═══ Data for the task

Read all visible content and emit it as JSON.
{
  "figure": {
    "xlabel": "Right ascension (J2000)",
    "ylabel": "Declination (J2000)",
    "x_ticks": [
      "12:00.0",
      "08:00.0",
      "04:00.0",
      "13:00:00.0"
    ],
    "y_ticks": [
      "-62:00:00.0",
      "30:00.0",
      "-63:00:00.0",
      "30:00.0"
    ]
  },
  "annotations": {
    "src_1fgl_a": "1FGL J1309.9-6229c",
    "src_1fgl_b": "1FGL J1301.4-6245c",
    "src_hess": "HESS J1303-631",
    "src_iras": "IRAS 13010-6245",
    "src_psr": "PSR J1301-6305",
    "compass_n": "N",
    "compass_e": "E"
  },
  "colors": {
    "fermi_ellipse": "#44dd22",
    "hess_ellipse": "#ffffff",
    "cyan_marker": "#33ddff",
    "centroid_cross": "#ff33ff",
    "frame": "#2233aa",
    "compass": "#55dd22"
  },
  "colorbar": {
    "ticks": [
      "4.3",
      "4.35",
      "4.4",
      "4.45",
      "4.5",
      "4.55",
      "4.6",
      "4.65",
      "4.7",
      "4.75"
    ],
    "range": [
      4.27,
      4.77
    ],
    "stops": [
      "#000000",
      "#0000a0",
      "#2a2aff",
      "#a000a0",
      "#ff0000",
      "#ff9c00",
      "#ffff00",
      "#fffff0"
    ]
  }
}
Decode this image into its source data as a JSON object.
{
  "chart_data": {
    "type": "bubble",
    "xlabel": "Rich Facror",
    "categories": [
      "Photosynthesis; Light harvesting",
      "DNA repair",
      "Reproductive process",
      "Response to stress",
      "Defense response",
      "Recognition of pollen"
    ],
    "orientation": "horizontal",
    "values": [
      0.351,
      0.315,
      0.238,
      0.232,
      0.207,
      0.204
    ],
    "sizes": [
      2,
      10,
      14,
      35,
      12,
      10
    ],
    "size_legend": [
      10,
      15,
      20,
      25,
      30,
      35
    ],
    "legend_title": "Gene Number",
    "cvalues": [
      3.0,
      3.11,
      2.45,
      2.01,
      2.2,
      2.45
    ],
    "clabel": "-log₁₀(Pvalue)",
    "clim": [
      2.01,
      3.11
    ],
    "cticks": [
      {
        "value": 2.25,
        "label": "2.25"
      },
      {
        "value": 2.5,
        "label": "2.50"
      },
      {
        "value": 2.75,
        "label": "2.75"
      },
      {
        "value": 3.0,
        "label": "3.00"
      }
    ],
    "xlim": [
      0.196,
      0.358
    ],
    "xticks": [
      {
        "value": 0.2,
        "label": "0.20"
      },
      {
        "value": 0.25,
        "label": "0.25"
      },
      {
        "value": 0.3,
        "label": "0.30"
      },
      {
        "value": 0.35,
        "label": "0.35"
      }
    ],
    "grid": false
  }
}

══════

Task instructions =
Print all of the data exactly as it was given.

Solution =
Read all visible content and emit it as JSON.
{
  "figure": {
    "xlabel": "Right ascension (J2000)",
    "ylabel": "Declination (J2000)",
    "x_ticks": [
      "12:00.0",
      "08:00.0",
      "04:00.0",
      "13:00:00.0"
    ],
    "y_ticks": [
      "-62:00:00.0",
      "30:00.0",
      "-63:00:00.0",
      "30:00.0"
    ]
  },
  "annotations": {
    "src_1fgl_a": "1FGL J1309.9-6229c",
    "src_1fgl_b": "1FGL J1301.4-6245c",
    "src_hess": "HESS J1303-631",
    "src_iras": "IRAS 13010-6245",
    "src_psr": "PSR J1301-6305",
    "compass_n": "N",
    "compass_e": "E"
  },
  "colors": {
    "fermi_ellipse": "#44dd22",
    "hess_ellipse": "#ffffff",
    "cyan_marker": "#33ddff",
    "centroid_cross": "#ff33ff",
    "frame": "#2233aa",
    "compass": "#55dd22"
  },
  "colorbar": {
    "ticks": [
      "4.3",
      "4.35",
      "4.4",
      "4.45",
      "4.5",
      "4.55",
      "4.6",
      "4.65",
      "4.7",
      "4.75"
    ],
    "range": [
      4.27,
      4.77
    ],
    "stops": [
      "#000000",
      "#0000a0",
      "#2a2aff",
      "#a000a0",
      "#ff0000",
      "#ff9c00",
      "#ffff00",
      "#fffff0"
    ]
  }
}
Decode this image into its source data as a JSON object.
{
  "chart_data": {
    "type": "bubble",
    "xlabel": "Rich Facror",
    "categories": [
      "Photosynthesis; Light harvesting",
      "DNA repair",
      "Reproductive process",
      "Response to stress",
      "Defense response",
      "Recognition of pollen"
    ],
    "orientation": "horizontal",
    "values": [
      0.351,
      0.315,
      0.238,
      0.232,
      0.207,
      0.204
    ],
    "sizes": [
      2,
      10,
      14,
      35,
      12,
      10
    ],
    "size_legend": [
      10,
      15,
      20,
      25,
      30,
      35
    ],
    "legend_title": "Gene Number",
    "cvalues": [
      3.0,
      3.11,
      2.45,
      2.01,
      2.2,
      2.45
    ],
    "clabel": "-log₁₀(Pvalue)",
    "clim": [
      2.01,
      3.11
    ],
    "cticks": [
      {
        "value": 2.25,
        "label": "2.25"
      },
      {
        "value": 2.5,
        "label": "2.50"
      },
      {
        "value": 2.75,
        "label": "2.75"
      },
      {
        "value": 3.0,
        "label": "3.00"
      }
    ],
    "xlim": [
      0.196,
      0.358
    ],
    "xticks": [
      {
        "value": 0.2,
        "label": "0.20"
      },
      {
        "value": 0.25,
        "label": "0.25"
      },
      {
        "value": 0.3,
        "label": "0.30"
      },
      {
        "value": 0.35,
        "label": "0.35"
      }
    ],
    "grid": false
  }
}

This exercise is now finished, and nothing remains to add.